◆ Source
My skinny jeans fit a little more loosely today. Maybe I should eat some more. I’m alone in my apartment, as usual for a Friday, except I’m actually going somewhere tonight. An original pressing of the Beach Boys’ Pet Sounds is spinning on my turntable, blasting “God Only Knows” throughout every room in the apartment. I spit after a few seconds of brushing my teeth, and the normally minty white loogie is stained a dark red. My gums are bleeding again. Could be from the stress, could be from my shitty brush, could be from the fact I forgot to brush yesterday. All I know is that my pearly whites are ruby red, and all I can do is smile and laugh at my reflection. I rinse out my mouth, slap on some Speed Stick, and I’m ready to leave.
I arrive at Torchy’s Tacos, an Austin staple with their $4 tacos and quirky signage. It’s rather busy here, considering most people around this time are pre-gaming at their houses before they head off to 6th Street to drown their sorrows and throats in overpriced well-booze. But I guess tonight people are drowning those same two things in queso. I walk inside and look at the menu. I don’t understand how these people can afford these tacos. But I’m not here to eat, I’m here to observe. And the people I’m supposed to observe aren’t inside. It’s 7:00, so it should have started already. Maybe they’re outside. More room that way.

◆ Challenges
1. In the Torchy's Tacos passage, what album is spinning on the turntable?
2. Please resume the Torchy's Tacos passage after its final sentence and carry it on.
The material after this point comes from a separate source.

◆ Information shown
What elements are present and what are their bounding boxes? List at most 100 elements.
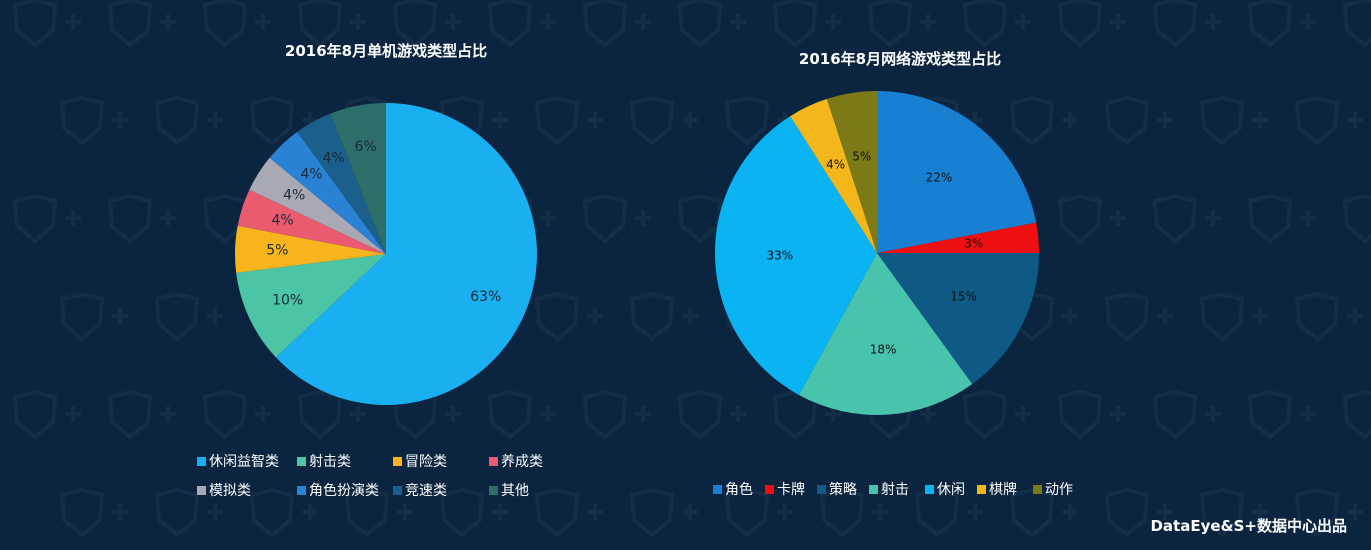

◆ Written responses
1. An original pressing of the Beach Boys' Pet Sounds.

2.
I found out about this “attraction” on a late night newscast during a bout of insomnia, in between the 30 minute long commercials on the Nu-Wave Oven and the Shark Steam Mop. Why there was a newscast about sexual fetishes on Lifetime at 4 in the morning, I have no clue. But it was there, I swear. In a culture where thin and muscular are the ideal, where double digit weights are idolized, they saw big as beautiful. Not big like curvy. Not big like muscular. Not big like natural. Overweight, obese, immobile. Diabetic, artery clogging. All sexy in their eyes. And they have a name: Gainers.
Primarily a gay sub-sub culture, (original sub-culture being “bear” which is just gay men who have more typically masculine features, such as beards and whatnot) gainers get their kicks from already fat or obese men, gaining weight themselves, or watching people slowly become fat through over-eating and sloth. “Fat ass” and “tubby” are terms of endearment between gainers, clothes getting smaller are met with congratulations. But the holy grail of gaining is the gaining of fat stretch marks– on the stomach, back, arms. Whoever has them is idolized, like a permanent trophy of over-indulgence.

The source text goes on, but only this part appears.